EXERCISE TASK: Print every entry, word for word, and skip the images.

GIVEN RECORDS:
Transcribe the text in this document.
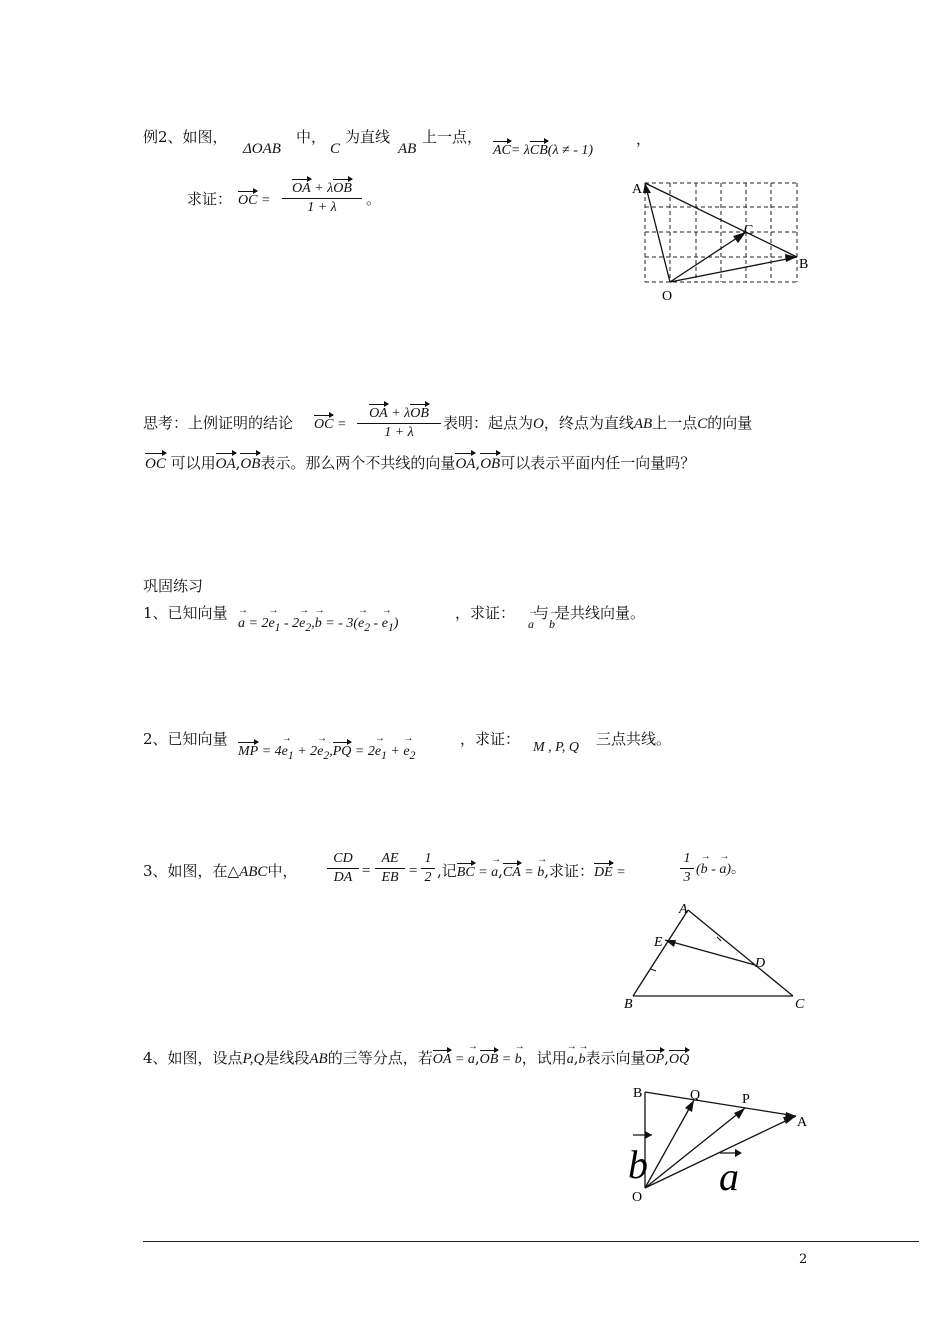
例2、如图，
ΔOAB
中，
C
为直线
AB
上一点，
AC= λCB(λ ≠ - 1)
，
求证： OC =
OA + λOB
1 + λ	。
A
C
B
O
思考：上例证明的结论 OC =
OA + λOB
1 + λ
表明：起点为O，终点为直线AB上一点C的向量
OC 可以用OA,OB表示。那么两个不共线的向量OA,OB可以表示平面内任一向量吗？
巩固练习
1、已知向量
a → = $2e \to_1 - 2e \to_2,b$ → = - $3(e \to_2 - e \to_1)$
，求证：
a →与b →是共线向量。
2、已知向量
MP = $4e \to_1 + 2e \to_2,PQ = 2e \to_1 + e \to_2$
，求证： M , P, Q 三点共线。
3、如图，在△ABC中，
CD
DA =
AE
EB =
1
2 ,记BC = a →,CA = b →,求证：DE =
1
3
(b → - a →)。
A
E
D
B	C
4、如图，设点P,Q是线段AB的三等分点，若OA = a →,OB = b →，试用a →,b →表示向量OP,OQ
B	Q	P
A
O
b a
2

TASK RESPONSE:
Transcribe the text in this document.
例2、如图，
ΔOAB
中，
C
为直线
AB
上一点，
AC= λCB(λ ≠ - 1)
，
求证： OC =
OA + λOB
1 + λ	。
A
C
B
O
思考：上例证明的结论 OC =
OA + λOB
1 + λ
表明：起点为O，终点为直线AB上一点C的向量
OC 可以用OA,OB表示。那么两个不共线的向量OA,OB可以表示平面内任一向量吗？
巩固练习
1、已知向量
a → = $2e \to_1 - 2e \to_2,b$ → = - $3(e \to_2 - e \to_1)$
，求证：
a →与b →是共线向量。
2、已知向量
MP = $4e \to_1 + 2e \to_2,PQ = 2e \to_1 + e \to_2$
，求证： M , P, Q 三点共线。
3、如图，在△ABC中，
CD
DA =
AE
EB =
1
2 ,记BC = a →,CA = b →,求证：DE =
1
3
(b → - a →)。
A
E
D
B	C
4、如图，设点P,Q是线段AB的三等分点，若OA = a →,OB = b →，试用a →,b →表示向量OP,OQ
B	Q	P
A
O
b a
2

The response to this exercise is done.